> [PROBLEM]: Output every row below word for word, omitting the pictures.

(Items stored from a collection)
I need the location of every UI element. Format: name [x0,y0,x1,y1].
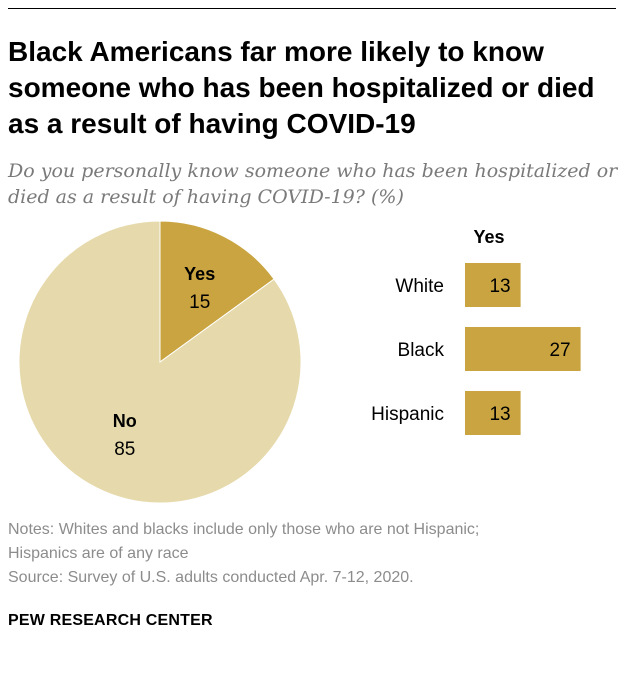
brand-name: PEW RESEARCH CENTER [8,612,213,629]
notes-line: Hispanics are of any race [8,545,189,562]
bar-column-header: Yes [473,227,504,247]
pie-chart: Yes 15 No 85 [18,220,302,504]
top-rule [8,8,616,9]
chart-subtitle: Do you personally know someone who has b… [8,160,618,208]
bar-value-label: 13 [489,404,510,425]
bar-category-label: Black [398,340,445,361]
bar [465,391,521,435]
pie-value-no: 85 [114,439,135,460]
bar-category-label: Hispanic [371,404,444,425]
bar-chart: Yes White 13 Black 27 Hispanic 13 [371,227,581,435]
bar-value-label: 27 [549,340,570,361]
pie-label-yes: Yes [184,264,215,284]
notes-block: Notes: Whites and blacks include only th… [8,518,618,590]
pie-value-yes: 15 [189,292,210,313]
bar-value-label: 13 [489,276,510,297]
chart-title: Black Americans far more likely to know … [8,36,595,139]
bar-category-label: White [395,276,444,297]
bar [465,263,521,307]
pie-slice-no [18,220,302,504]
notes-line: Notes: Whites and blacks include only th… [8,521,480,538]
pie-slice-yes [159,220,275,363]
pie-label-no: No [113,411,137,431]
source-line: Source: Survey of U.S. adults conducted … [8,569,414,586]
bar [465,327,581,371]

> [EXERCISE RESULT]:
I need the location of every UI element. Format: name [x0,y0,x1,y1].
brand-name: PEW RESEARCH CENTER [8,612,213,629]
notes-line: Hispanics are of any race [8,545,189,562]
bar-column-header: Yes [473,227,504,247]
pie-chart: Yes 15 No 85 [18,220,302,504]
top-rule [8,8,616,9]
chart-subtitle: Do you personally know someone who has b… [8,160,618,208]
bar-value-label: 13 [489,404,510,425]
bar-category-label: Black [398,340,445,361]
bar [465,391,521,435]
pie-value-no: 85 [114,439,135,460]
bar-category-label: Hispanic [371,404,444,425]
bar-chart: Yes White 13 Black 27 Hispanic 13 [371,227,581,435]
bar-value-label: 27 [549,340,570,361]
pie-label-yes: Yes [184,264,215,284]
notes-block: Notes: Whites and blacks include only th… [8,518,618,590]
pie-value-yes: 15 [189,292,210,313]
bar-value-label: 13 [489,276,510,297]
chart-title: Black Americans far more likely to know … [8,36,595,139]
bar-category-label: White [395,276,444,297]
bar [465,263,521,307]
pie-slice-no [18,220,302,504]
notes-line: Notes: Whites and blacks include only th… [8,521,480,538]
pie-slice-yes [159,220,275,363]
pie-label-no: No [113,411,137,431]
source-line: Source: Survey of U.S. adults conducted … [8,569,414,586]
bar [465,327,581,371]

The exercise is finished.